• Stated task: Take the lines from the one with "Decode this image" through the end of the material below and repeat them exactly, dropping every picture.

• Items:
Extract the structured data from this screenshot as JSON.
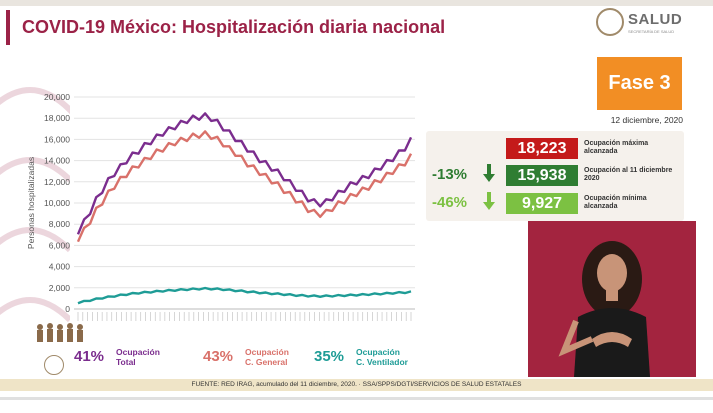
{
  "title": "COVID-19 México: Hospitalización diaria nacional",
  "logo": {
    "word": "SALUD",
    "sub": "SECRETARÍA DE SALUD"
  },
  "phase": "Fase 3",
  "date": "12 diciembre, 2020",
  "stats": {
    "max": {
      "value": "18,223",
      "label": "Ocupación máxima alcanzada",
      "color": "#c41a1a"
    },
    "current": {
      "pct": "-13%",
      "value": "15,938",
      "label": "Ocupación al 11 diciembre 2020",
      "color": "#2f7d32"
    },
    "min": {
      "pct": "-46%",
      "value": "9,927",
      "label": "Ocupación mínima alcanzada",
      "color": "#7cc142"
    }
  },
  "legend": {
    "total": {
      "pct": "41%",
      "label1": "Ocupación",
      "label2": "Total",
      "color": "#7b2d8e"
    },
    "general": {
      "pct": "43%",
      "label1": "Ocupación",
      "label2": "C. General",
      "color": "#d9716a"
    },
    "vent": {
      "pct": "35%",
      "label1": "Ocupación",
      "label2": "C. Ventilador",
      "color": "#1e9c96"
    }
  },
  "footer": "FUENTE: RED IRAG, acumulado del 11 diciembre, 2020.  ·  SSA/SPPS/DGTI/SERVICIOS DE SALUD ESTATALES",
  "chart_data": {
    "type": "line",
    "ylabel": "Personas hospitalizadas",
    "xlabel": "",
    "ylim": [
      0,
      20000
    ],
    "yticks": [
      0,
      2000,
      4000,
      6000,
      8000,
      10000,
      12000,
      14000,
      16000,
      18000,
      20000
    ],
    "ytick_labels": [
      "0",
      "2,000",
      "4,000",
      "6,000",
      "8,000",
      "10,000",
      "12,000",
      "14,000",
      "16,000",
      "18,000",
      "20,000"
    ],
    "x_index_range": [
      0,
      100
    ],
    "grid": true,
    "series": [
      {
        "color": "#7b2d8e",
        "values": [
          7300,
          8200,
          9200,
          10300,
          11200,
          12100,
          12800,
          13400,
          14000,
          14500,
          14900,
          15400,
          15800,
          16200,
          16600,
          16900,
          17200,
          17500,
          17800,
          18000,
          18100,
          18200,
          18000,
          17600,
          17100,
          16600,
          16100,
          15600,
          15100,
          14600,
          14100,
          13700,
          13300,
          12900,
          12400,
          11900,
          11400,
          10900,
          10400,
          10100,
          9930,
          10100,
          10500,
          10900,
          11300,
          11700,
          12000,
          12300,
          12600,
          13000,
          13400,
          13800,
          14200,
          14700,
          15200,
          15938
        ]
      },
      {
        "color": "#d9716a",
        "values": [
          6600,
          7400,
          8300,
          9300,
          10100,
          10900,
          11600,
          12200,
          12700,
          13200,
          13600,
          14000,
          14400,
          14800,
          15100,
          15400,
          15700,
          15900,
          16100,
          16300,
          16400,
          16500,
          16300,
          16000,
          15600,
          15100,
          14700,
          14200,
          13700,
          13300,
          12900,
          12500,
          12100,
          11700,
          11200,
          10800,
          10300,
          9900,
          9400,
          9100,
          8950,
          9100,
          9500,
          9900,
          10200,
          10600,
          10900,
          11200,
          11500,
          11900,
          12200,
          12600,
          13000,
          13400,
          13800,
          14400
        ]
      },
      {
        "color": "#1e9c96",
        "values": [
          600,
          700,
          820,
          930,
          1040,
          1130,
          1220,
          1300,
          1380,
          1450,
          1510,
          1560,
          1610,
          1660,
          1700,
          1740,
          1780,
          1810,
          1840,
          1870,
          1900,
          1920,
          1910,
          1880,
          1840,
          1790,
          1740,
          1690,
          1640,
          1590,
          1540,
          1500,
          1460,
          1420,
          1380,
          1340,
          1300,
          1270,
          1240,
          1220,
          1210,
          1220,
          1240,
          1260,
          1280,
          1300,
          1320,
          1350,
          1380,
          1410,
          1440,
          1470,
          1500,
          1530,
          1560,
          1600
        ]
      }
    ]
  }
}
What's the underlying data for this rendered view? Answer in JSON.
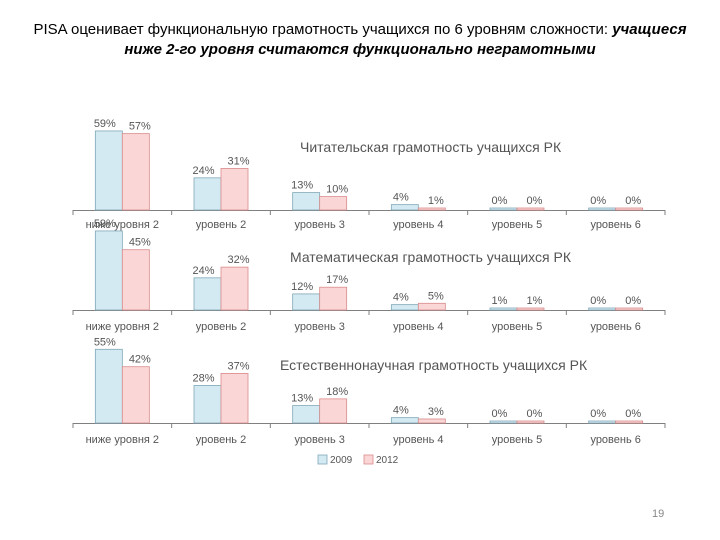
{
  "slide": {
    "title_plain": "PISA оценивает функциональную грамотность учащихся по 6 уровням сложности: ",
    "title_emphasis": "учащиеся ниже 2-го уровня считаются функционально неграмотными",
    "page_number": "19"
  },
  "colors": {
    "series_2009": "#d4eaf2",
    "series_2009_border": "#7fa7b8",
    "series_2012": "#fbd6d6",
    "series_2012_border": "#d98b8b",
    "axis": "#808080",
    "text_gray": "#555555"
  },
  "legend": {
    "labels": [
      "2009",
      "2012"
    ],
    "position": "bottom"
  },
  "chart_data": [
    {
      "type": "bar",
      "title": "Читательская грамотность учащихся РК",
      "categories": [
        "ниже уровня 2",
        "уровень 2",
        "уровень 3",
        "уровень 4",
        "уровень 5",
        "уровень 6"
      ],
      "series": [
        {
          "name": "2009",
          "values": [
            59,
            24,
            13,
            4,
            0,
            0
          ]
        },
        {
          "name": "2012",
          "values": [
            57,
            31,
            10,
            1,
            0,
            0
          ]
        }
      ],
      "ylim": [
        0,
        60
      ]
    },
    {
      "type": "bar",
      "title": "Математическая грамотность учащихся РК",
      "categories": [
        "ниже уровня 2",
        "уровень 2",
        "уровень 3",
        "уровень 4",
        "уровень 5",
        "уровень 6"
      ],
      "series": [
        {
          "name": "2009",
          "values": [
            59,
            24,
            12,
            4,
            1,
            0
          ]
        },
        {
          "name": "2012",
          "values": [
            45,
            32,
            17,
            5,
            1,
            0
          ]
        }
      ],
      "ylim": [
        0,
        60
      ]
    },
    {
      "type": "bar",
      "title": "Естественнонаучная грамотность учащихся РК",
      "categories": [
        "ниже уровня 2",
        "уровень 2",
        "уровень 3",
        "уровень 4",
        "уровень 5",
        "уровень 6"
      ],
      "series": [
        {
          "name": "2009",
          "values": [
            55,
            28,
            13,
            4,
            0,
            0
          ]
        },
        {
          "name": "2012",
          "values": [
            42,
            37,
            18,
            3,
            0,
            0
          ]
        }
      ],
      "ylim": [
        0,
        60
      ]
    }
  ]
}
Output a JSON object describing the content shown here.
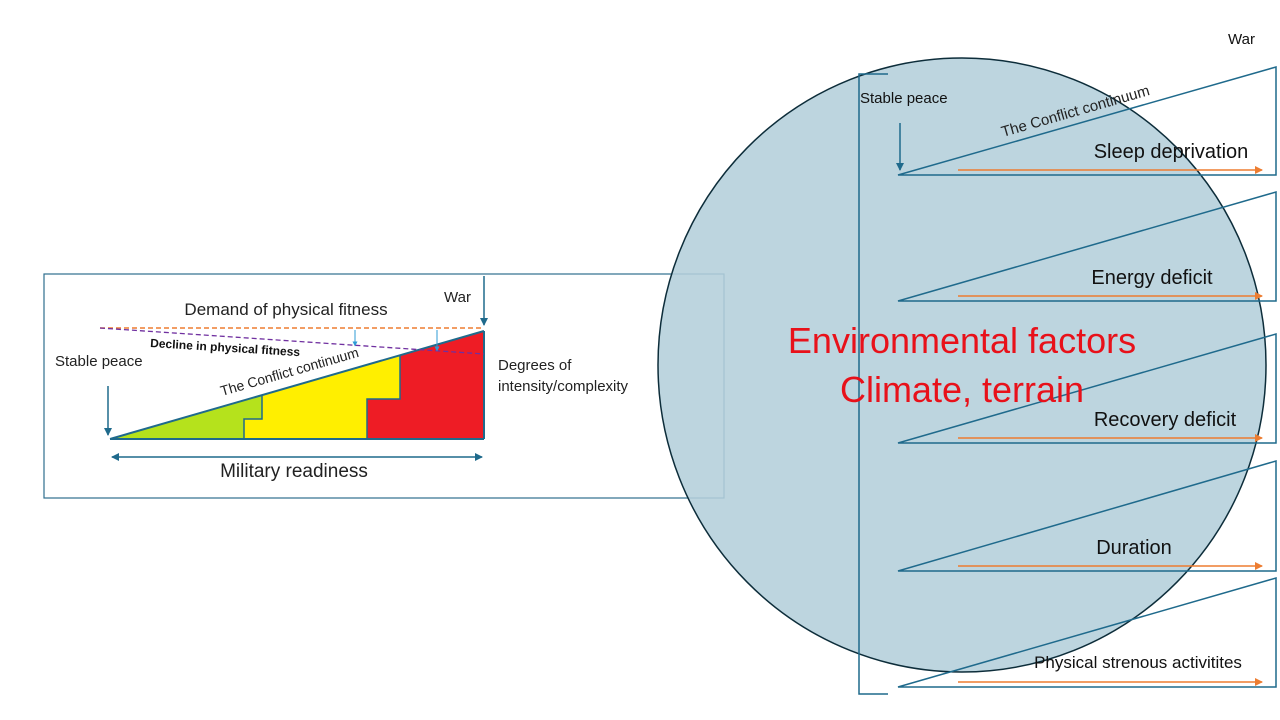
{
  "left_diagram": {
    "demand_label": "Demand of physical fitness",
    "decline_label": "Decline in physical fitness",
    "continuum_label": "The Conflict continuum",
    "stable_peace_label": "Stable peace",
    "war_label": "War",
    "degrees_label_line1": "Degrees of",
    "degrees_label_line2": "intensity/complexity",
    "readiness_label": "Military readiness",
    "zone_colors": {
      "low": "#b5e21c",
      "medium": "#ffef00",
      "high": "#ee1c25"
    }
  },
  "environment": {
    "line1": "Environmental factors",
    "line2": "Climate, terrain",
    "text_color": "#e8111a",
    "circle_fill": "#b4cfdb"
  },
  "right_panel": {
    "war_label": "War",
    "stable_peace_label": "Stable peace",
    "continuum_label": "The Conflict continuum",
    "stressors": [
      {
        "label": "Sleep deprivation"
      },
      {
        "label": "Energy deficit"
      },
      {
        "label": "Recovery deficit"
      },
      {
        "label": "Duration"
      },
      {
        "label": "Physical strenous activitites"
      }
    ]
  },
  "colors": {
    "line_blue": "#1f6a8c",
    "arrow_orange": "#ed7d31",
    "dashed_purple": "#7030a0",
    "light_blue_arrow": "#2e9bd6"
  }
}
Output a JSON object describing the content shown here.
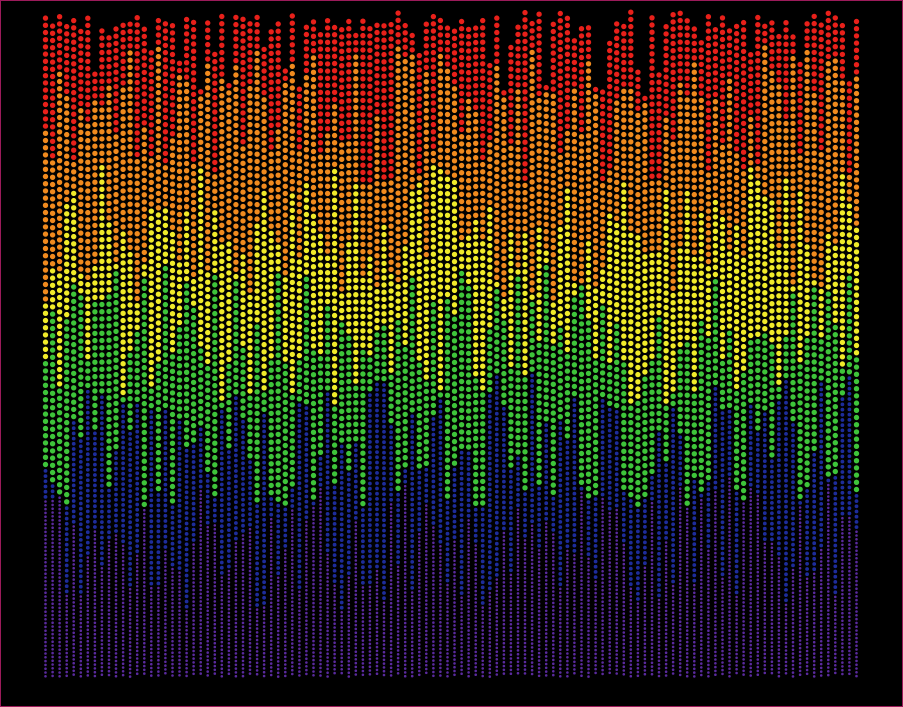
{
  "artwork": {
    "description_free": true,
    "band_colors": [
      {
        "name": "red",
        "color": "#e8201a"
      },
      {
        "name": "orange",
        "color": "#f08a1e"
      },
      {
        "name": "yellow",
        "color": "#f0ea2a"
      },
      {
        "name": "green",
        "color": "#3ec43a"
      },
      {
        "name": "blue",
        "color": "#1d2c9a"
      },
      {
        "name": "purple",
        "color": "#5a2a9e"
      }
    ],
    "dot_outline_color": "#000000",
    "background_color": "#000000",
    "border_color": "#9b1b5a"
  }
}
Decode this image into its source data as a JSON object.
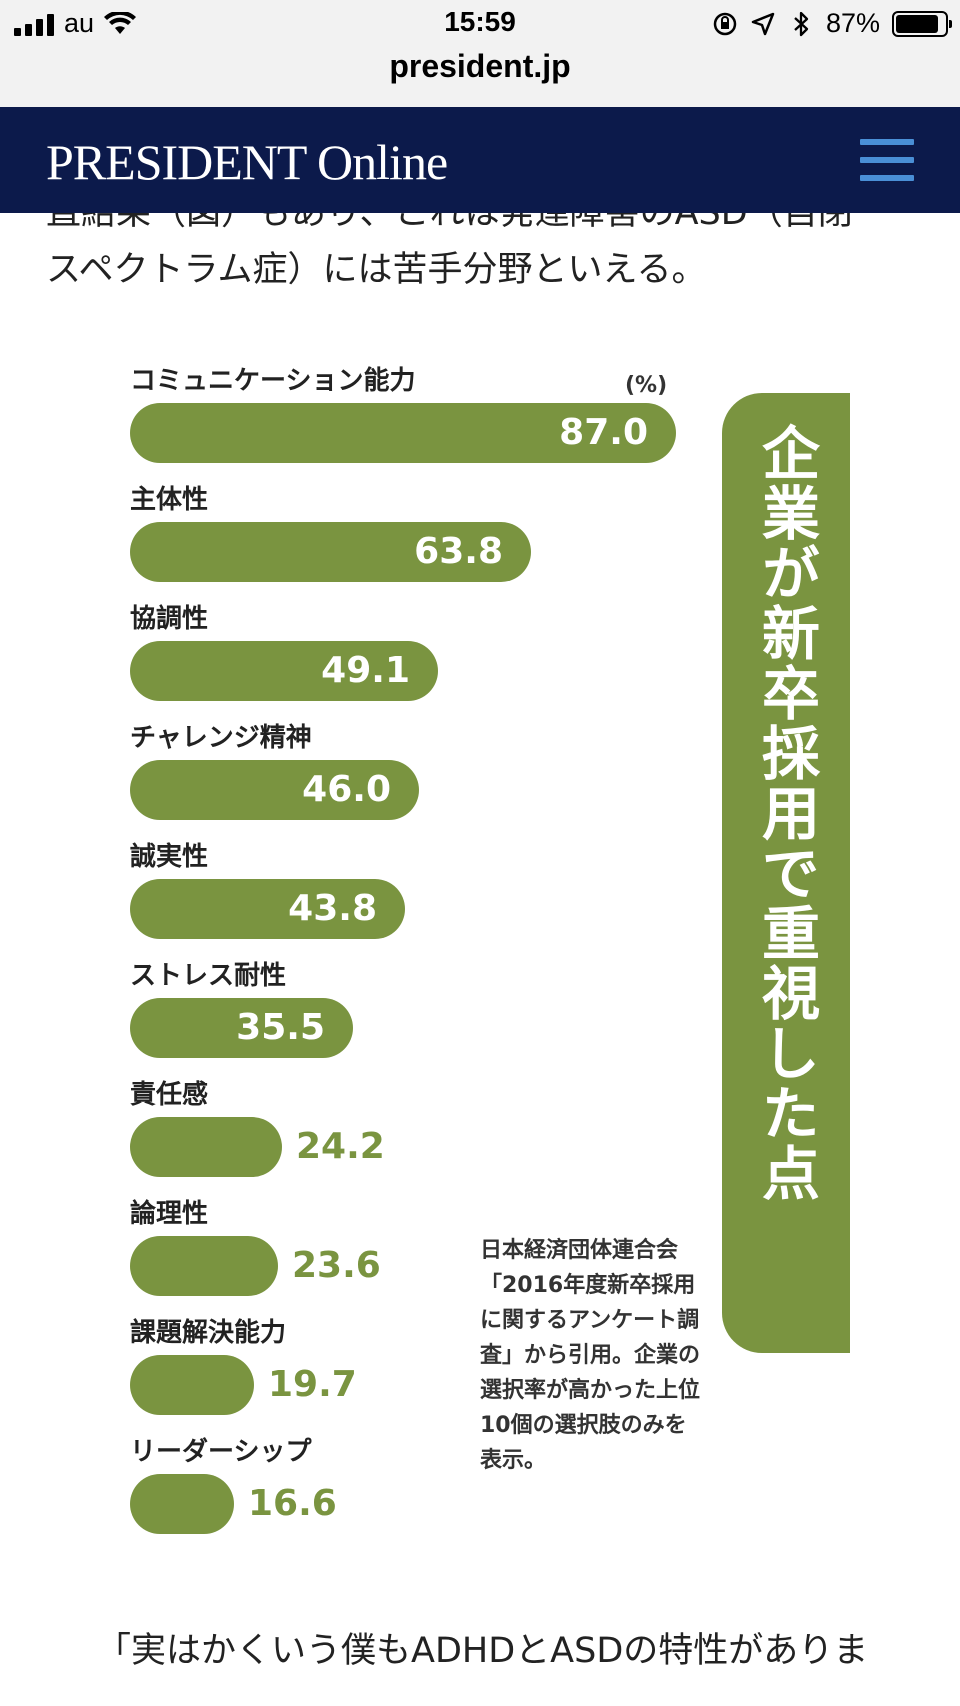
{
  "status_bar": {
    "carrier": "au",
    "time": "15:59",
    "battery": "87%",
    "battery_level": 0.87
  },
  "browser": {
    "url": "president.jp"
  },
  "site": {
    "logo": "PRESIDENT Online"
  },
  "article": {
    "para_top_line1": "直結果（図）もあり、これは発達障害のASD（自閉",
    "para_top_line2": "スペクトラム症）には苦手分野といえる。",
    "para_bottom": "「実はかくいう僕もADHDとASDの特性がありま"
  },
  "chart_data": {
    "type": "bar",
    "title": "企業が新卒採用で重視した点",
    "unit": "(%)",
    "categories": [
      "コミュニケーション能力",
      "主体性",
      "協調性",
      "チャレンジ精神",
      "誠実性",
      "ストレス耐性",
      "責任感",
      "論理性",
      "課題解決能力",
      "リーダーシップ"
    ],
    "values": [
      87.0,
      63.8,
      49.1,
      46.0,
      43.8,
      35.5,
      24.2,
      23.6,
      19.7,
      16.6
    ],
    "value_labels": [
      "87.0",
      "63.8",
      "49.1",
      "46.0",
      "43.8",
      "35.5",
      "24.2",
      "23.6",
      "19.7",
      "16.6"
    ],
    "xlim": [
      0,
      90
    ],
    "bar_color": "#7a9440",
    "note": "日本経済団体連合会「2016年度新卒採用に関するアンケート調査」から引用。企業の選択率が高かった上位10個の選択肢のみを表示。"
  }
}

• Exercise response:
Decode this image into its source data as a JSON object.
{
  "status_bar": {
    "carrier": "au",
    "time": "15:59",
    "battery": "87%",
    "battery_level": 0.87
  },
  "browser": {
    "url": "president.jp"
  },
  "site": {
    "logo": "PRESIDENT Online"
  },
  "article": {
    "para_top_line1": "直結果（図）もあり、これは発達障害のASD（自閉",
    "para_top_line2": "スペクトラム症）には苦手分野といえる。",
    "para_bottom": "「実はかくいう僕もADHDとASDの特性がありま"
  },
  "chart_data": {
    "type": "bar",
    "title": "企業が新卒採用で重視した点",
    "unit": "(%)",
    "categories": [
      "コミュニケーション能力",
      "主体性",
      "協調性",
      "チャレンジ精神",
      "誠実性",
      "ストレス耐性",
      "責任感",
      "論理性",
      "課題解決能力",
      "リーダーシップ"
    ],
    "values": [
      87.0,
      63.8,
      49.1,
      46.0,
      43.8,
      35.5,
      24.2,
      23.6,
      19.7,
      16.6
    ],
    "value_labels": [
      "87.0",
      "63.8",
      "49.1",
      "46.0",
      "43.8",
      "35.5",
      "24.2",
      "23.6",
      "19.7",
      "16.6"
    ],
    "xlim": [
      0,
      90
    ],
    "bar_color": "#7a9440",
    "note": "日本経済団体連合会「2016年度新卒採用に関するアンケート調査」から引用。企業の選択率が高かった上位10個の選択肢のみを表示。"
  }
}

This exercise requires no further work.